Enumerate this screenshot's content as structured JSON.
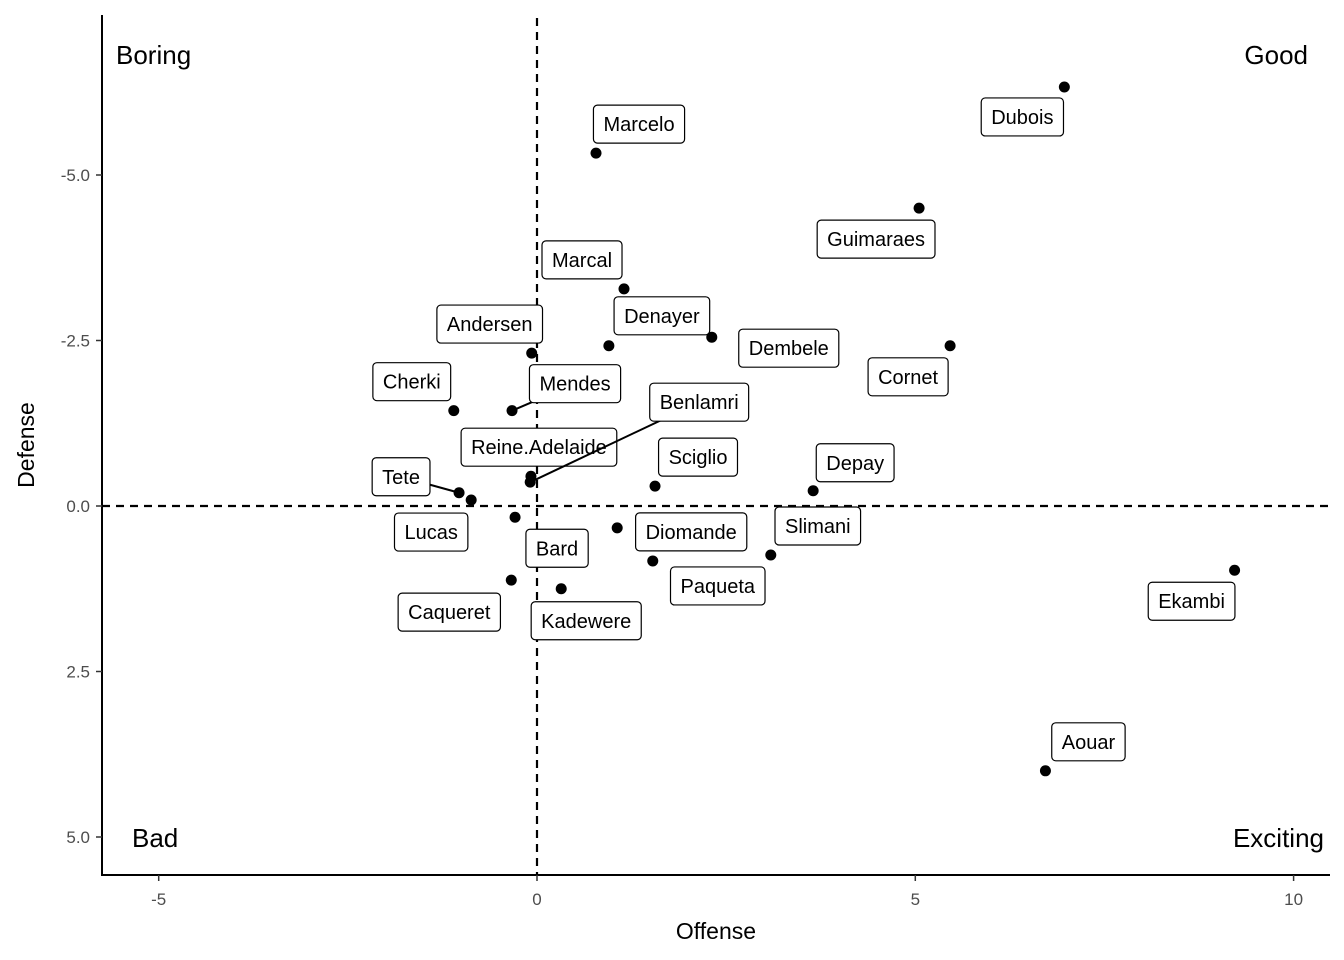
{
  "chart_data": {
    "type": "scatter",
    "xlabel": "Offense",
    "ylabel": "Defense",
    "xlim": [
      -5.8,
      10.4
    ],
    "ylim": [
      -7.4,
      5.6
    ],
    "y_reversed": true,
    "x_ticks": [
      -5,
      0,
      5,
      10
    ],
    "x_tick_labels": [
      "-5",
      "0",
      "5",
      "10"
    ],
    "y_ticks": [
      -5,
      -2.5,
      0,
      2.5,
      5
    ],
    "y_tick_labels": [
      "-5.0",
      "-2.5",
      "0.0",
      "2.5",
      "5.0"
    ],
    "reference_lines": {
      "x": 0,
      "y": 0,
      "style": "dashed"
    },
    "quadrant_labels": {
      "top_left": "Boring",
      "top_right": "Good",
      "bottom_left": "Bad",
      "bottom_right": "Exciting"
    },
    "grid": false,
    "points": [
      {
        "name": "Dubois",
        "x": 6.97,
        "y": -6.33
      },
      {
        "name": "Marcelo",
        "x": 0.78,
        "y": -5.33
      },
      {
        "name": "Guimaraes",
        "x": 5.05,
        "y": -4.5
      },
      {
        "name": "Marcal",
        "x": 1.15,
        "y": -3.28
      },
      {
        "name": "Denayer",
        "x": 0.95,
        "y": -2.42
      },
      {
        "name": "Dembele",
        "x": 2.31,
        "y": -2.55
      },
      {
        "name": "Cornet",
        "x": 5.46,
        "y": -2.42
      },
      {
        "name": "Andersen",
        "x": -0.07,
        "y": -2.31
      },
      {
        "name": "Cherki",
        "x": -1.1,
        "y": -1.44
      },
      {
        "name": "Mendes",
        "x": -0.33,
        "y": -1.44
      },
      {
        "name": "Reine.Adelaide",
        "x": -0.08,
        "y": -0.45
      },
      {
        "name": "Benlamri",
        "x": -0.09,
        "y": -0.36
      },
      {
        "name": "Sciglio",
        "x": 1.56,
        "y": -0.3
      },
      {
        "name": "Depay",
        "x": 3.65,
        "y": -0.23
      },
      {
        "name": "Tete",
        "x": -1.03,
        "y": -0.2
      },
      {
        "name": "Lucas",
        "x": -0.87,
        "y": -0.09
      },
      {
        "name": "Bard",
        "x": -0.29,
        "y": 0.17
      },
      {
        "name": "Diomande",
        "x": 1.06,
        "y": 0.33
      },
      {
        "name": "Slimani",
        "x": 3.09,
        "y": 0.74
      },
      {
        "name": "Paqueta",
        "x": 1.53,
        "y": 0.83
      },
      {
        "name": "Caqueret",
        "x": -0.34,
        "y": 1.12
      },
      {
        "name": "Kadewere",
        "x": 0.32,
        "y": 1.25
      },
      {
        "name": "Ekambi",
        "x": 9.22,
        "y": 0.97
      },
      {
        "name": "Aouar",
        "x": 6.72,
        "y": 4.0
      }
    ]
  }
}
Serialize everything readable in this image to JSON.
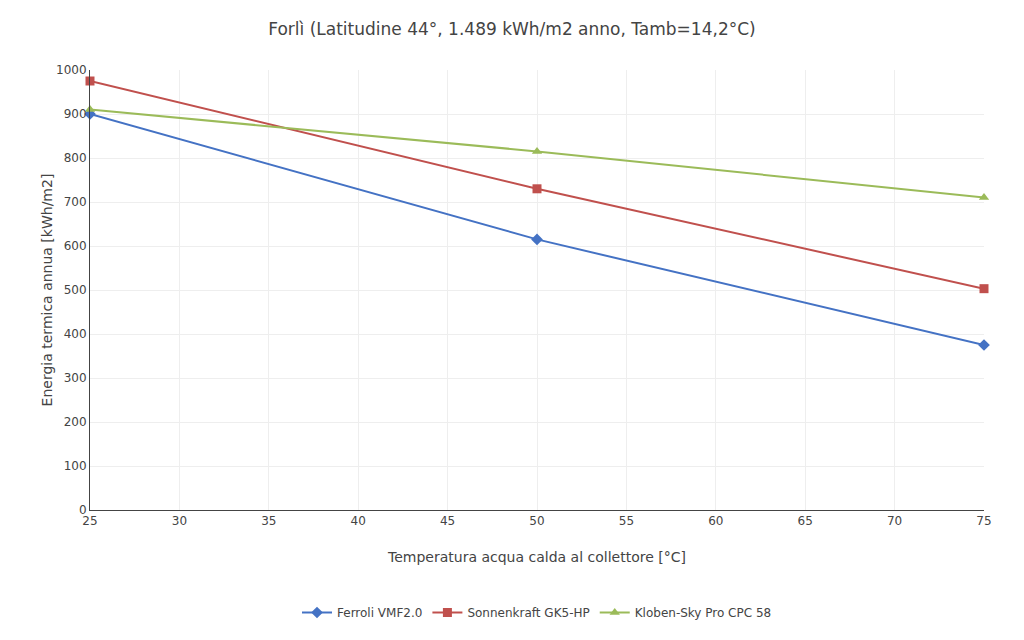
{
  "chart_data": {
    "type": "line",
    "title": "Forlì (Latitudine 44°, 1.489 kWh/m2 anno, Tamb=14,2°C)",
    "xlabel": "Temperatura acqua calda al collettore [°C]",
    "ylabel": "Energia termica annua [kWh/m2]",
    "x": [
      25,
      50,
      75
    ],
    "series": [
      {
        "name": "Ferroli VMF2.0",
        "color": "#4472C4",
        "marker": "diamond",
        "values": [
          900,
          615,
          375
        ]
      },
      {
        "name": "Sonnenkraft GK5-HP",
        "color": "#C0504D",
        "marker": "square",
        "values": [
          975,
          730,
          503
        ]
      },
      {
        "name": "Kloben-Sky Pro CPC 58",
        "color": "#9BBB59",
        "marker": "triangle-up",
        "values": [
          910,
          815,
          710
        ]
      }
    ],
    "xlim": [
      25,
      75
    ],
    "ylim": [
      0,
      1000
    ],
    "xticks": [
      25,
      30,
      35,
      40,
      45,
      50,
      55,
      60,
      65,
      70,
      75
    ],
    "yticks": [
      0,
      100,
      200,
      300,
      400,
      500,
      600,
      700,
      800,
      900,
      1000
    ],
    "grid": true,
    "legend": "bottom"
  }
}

───

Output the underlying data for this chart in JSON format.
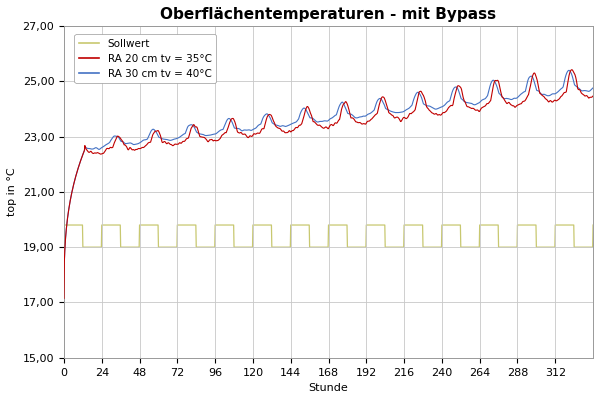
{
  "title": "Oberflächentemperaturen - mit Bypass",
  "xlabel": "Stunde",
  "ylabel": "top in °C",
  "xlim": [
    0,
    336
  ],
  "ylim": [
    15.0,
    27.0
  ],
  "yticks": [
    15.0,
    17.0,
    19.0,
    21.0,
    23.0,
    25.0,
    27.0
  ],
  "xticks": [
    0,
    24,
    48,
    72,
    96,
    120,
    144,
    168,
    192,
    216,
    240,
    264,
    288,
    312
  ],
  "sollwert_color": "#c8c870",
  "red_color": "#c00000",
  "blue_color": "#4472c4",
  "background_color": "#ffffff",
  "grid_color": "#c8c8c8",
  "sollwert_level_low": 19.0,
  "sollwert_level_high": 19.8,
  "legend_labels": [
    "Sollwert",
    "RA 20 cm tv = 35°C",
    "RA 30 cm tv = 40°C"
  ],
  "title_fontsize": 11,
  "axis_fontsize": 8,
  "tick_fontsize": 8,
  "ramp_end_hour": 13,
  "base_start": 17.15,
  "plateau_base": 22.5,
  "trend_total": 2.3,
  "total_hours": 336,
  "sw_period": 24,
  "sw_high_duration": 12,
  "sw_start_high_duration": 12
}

───

◆ What the task asks ◆
Look through the lines above and collect those with the word "ylabel".

◆ Exercise result ◆
    "ylabel": "Defense",
    "ylabel": "Energia termica annua [kWh/m2]",
  "ylabel": "top in °C",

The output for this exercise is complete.